#### WHAT YOU NEED TO DO
Go through the entries below and collect each line with the string "Vnctl" in it.

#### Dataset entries
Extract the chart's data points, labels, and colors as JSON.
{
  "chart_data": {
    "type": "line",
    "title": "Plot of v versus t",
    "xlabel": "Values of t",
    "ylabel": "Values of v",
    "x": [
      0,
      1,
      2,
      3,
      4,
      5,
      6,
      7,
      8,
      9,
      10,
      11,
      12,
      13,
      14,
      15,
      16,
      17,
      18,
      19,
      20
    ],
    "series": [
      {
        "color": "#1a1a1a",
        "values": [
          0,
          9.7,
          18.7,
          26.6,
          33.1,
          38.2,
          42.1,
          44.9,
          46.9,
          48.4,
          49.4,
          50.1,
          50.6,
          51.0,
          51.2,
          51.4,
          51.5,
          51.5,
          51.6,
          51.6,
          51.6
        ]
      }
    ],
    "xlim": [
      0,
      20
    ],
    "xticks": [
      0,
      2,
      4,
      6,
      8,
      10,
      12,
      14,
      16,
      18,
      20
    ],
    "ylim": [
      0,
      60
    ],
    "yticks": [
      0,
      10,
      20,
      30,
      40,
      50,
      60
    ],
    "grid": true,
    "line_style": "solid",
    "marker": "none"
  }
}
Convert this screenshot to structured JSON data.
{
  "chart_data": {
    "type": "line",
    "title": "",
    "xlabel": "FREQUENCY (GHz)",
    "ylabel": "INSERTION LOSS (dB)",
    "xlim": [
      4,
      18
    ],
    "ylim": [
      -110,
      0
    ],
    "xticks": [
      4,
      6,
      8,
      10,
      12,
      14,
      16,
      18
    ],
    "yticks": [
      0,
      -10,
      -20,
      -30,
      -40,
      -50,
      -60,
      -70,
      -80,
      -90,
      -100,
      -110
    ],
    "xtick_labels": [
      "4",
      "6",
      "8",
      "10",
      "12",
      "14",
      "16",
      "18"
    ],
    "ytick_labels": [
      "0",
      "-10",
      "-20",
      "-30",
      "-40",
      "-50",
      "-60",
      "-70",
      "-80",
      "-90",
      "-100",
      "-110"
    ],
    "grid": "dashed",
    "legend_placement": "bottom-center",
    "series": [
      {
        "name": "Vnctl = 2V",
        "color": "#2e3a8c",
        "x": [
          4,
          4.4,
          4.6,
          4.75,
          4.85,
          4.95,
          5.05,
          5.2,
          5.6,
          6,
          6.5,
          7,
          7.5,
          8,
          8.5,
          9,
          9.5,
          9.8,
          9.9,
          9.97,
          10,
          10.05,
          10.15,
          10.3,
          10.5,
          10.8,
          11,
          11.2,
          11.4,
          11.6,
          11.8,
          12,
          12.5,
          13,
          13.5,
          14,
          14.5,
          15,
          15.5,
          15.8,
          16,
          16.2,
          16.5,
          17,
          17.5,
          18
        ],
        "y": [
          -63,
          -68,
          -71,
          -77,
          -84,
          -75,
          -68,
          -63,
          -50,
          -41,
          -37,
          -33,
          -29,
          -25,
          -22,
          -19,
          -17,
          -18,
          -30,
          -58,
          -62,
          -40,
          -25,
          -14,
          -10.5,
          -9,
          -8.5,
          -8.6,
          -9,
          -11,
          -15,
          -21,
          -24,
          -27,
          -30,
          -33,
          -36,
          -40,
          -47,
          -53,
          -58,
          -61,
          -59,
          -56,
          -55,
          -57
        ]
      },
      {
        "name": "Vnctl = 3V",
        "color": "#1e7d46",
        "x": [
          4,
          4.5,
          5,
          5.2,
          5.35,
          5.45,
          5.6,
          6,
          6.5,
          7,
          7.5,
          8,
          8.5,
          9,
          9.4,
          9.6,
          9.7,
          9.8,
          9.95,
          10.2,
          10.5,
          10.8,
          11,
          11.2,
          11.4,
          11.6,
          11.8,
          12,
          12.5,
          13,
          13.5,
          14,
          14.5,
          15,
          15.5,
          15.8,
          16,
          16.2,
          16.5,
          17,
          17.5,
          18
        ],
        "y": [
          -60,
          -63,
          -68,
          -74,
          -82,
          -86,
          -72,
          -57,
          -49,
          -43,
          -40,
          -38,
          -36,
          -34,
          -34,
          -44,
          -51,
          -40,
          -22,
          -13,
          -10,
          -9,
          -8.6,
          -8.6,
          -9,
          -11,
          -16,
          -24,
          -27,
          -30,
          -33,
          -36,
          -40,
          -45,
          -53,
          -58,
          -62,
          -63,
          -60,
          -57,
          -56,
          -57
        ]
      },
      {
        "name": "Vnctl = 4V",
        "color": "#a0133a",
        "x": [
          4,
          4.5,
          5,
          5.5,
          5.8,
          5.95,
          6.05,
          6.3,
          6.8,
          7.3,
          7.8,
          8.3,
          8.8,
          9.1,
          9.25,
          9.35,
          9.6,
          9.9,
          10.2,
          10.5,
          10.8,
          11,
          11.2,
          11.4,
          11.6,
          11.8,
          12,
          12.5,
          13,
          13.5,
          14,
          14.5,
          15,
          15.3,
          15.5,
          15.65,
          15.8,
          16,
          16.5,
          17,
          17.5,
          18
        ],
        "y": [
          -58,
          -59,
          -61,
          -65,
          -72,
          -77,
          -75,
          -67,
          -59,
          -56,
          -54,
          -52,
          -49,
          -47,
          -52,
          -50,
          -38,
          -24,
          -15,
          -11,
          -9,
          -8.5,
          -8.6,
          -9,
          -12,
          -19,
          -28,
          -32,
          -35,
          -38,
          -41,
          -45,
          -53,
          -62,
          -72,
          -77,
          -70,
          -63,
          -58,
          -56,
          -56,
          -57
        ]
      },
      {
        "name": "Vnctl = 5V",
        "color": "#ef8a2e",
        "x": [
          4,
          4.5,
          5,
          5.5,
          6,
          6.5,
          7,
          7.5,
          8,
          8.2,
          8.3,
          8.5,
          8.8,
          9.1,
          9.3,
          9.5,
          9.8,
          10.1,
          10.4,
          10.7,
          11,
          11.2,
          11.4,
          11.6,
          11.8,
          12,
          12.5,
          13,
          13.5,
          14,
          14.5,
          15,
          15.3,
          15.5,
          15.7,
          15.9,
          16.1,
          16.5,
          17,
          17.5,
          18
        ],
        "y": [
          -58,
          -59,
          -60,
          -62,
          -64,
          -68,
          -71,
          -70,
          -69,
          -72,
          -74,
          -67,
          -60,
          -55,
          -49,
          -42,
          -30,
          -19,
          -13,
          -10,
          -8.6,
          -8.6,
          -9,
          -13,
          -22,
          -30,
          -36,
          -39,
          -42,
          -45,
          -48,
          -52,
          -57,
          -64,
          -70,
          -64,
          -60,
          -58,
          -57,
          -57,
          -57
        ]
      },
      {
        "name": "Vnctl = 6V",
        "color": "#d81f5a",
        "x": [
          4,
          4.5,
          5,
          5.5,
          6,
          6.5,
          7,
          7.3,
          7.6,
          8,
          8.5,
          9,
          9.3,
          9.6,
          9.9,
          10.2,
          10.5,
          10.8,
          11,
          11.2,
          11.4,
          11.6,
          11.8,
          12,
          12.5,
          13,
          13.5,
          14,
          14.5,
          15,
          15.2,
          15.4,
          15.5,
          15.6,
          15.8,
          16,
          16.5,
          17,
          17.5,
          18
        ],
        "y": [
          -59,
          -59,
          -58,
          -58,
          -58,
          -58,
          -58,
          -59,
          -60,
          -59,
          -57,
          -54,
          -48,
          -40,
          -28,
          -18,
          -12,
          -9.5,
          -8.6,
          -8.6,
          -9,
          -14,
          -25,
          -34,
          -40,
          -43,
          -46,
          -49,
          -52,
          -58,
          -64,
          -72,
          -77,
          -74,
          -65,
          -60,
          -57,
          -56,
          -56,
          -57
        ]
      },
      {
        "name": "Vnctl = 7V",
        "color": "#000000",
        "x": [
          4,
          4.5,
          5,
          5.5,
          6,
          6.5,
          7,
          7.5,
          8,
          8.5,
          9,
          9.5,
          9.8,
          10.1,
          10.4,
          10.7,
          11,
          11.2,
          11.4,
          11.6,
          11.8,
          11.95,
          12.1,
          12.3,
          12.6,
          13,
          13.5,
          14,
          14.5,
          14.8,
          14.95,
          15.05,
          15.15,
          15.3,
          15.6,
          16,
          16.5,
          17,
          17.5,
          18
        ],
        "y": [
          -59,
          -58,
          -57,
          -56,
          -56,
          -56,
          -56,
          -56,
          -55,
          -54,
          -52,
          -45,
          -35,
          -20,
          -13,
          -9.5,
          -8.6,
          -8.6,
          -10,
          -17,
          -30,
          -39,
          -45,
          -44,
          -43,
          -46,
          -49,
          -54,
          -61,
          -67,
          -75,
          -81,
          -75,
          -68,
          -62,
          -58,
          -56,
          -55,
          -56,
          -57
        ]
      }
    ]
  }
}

#### OUTPUT BELOW
        "name": "Vnctl = 2V",
        "name": "Vnctl = 3V",
        "name": "Vnctl = 4V",
        "name": "Vnctl = 5V",
        "name": "Vnctl = 6V",
        "name": "Vnctl = 7V",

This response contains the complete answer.